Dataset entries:
+-------+
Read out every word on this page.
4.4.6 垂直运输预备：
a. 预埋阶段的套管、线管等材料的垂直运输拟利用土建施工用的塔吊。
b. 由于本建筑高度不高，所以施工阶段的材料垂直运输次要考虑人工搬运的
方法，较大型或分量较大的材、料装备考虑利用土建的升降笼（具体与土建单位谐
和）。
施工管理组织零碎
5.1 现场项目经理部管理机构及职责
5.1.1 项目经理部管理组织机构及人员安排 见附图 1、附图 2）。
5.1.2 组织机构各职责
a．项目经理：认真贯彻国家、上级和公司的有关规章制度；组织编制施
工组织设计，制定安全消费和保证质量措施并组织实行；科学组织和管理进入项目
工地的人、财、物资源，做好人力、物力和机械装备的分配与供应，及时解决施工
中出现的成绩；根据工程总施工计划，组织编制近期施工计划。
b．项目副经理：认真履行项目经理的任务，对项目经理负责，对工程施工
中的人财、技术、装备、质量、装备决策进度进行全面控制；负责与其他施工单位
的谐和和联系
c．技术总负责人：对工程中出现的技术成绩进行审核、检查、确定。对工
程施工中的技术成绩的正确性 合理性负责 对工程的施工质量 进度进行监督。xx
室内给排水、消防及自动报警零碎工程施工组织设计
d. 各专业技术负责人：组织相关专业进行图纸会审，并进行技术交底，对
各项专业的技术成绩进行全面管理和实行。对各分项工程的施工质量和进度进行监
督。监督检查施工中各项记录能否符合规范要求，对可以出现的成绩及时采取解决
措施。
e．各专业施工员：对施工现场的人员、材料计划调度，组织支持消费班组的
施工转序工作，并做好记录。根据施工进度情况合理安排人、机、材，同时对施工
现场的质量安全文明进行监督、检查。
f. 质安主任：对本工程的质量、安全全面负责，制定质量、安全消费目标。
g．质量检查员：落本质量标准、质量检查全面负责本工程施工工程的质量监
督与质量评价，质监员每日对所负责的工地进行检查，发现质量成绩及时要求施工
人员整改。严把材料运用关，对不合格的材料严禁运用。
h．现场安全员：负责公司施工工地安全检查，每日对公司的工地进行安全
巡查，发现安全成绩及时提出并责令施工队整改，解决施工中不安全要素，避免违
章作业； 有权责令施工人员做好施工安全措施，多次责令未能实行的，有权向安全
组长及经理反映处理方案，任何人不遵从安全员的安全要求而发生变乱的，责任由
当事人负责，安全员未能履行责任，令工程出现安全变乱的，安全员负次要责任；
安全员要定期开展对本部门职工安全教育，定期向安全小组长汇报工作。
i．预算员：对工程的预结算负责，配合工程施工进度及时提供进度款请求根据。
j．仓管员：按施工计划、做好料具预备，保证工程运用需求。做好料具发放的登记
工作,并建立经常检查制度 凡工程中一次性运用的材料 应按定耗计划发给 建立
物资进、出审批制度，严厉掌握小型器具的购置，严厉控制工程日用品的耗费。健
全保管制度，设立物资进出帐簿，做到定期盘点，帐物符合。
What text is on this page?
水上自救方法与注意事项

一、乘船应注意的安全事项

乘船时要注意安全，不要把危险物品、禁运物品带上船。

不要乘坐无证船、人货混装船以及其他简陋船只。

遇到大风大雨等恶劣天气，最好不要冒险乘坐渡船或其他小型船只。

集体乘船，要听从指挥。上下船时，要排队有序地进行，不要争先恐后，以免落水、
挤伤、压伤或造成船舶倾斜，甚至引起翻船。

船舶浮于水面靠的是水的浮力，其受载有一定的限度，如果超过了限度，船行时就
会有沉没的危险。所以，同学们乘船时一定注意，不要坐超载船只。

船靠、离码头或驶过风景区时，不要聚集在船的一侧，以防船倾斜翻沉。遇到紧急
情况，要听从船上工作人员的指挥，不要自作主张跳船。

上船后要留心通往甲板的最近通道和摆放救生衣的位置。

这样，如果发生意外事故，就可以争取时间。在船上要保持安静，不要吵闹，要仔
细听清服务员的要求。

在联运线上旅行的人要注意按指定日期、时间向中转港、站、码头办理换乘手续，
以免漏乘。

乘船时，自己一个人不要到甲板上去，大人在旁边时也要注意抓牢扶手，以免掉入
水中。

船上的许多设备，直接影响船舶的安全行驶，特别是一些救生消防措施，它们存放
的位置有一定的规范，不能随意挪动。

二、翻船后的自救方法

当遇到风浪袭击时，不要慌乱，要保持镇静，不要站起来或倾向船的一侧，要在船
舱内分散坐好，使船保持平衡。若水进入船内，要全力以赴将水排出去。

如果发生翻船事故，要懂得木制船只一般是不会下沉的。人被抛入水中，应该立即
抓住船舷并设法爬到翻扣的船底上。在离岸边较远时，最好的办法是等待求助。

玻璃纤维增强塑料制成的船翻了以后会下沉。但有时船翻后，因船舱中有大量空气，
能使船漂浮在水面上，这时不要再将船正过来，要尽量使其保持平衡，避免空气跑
+-------+
DESCRIPTION OF THE TASK: Among the entries, how many lines contain the string "page"? Give the number without anything else.

EXERCISE OUTPUT: 2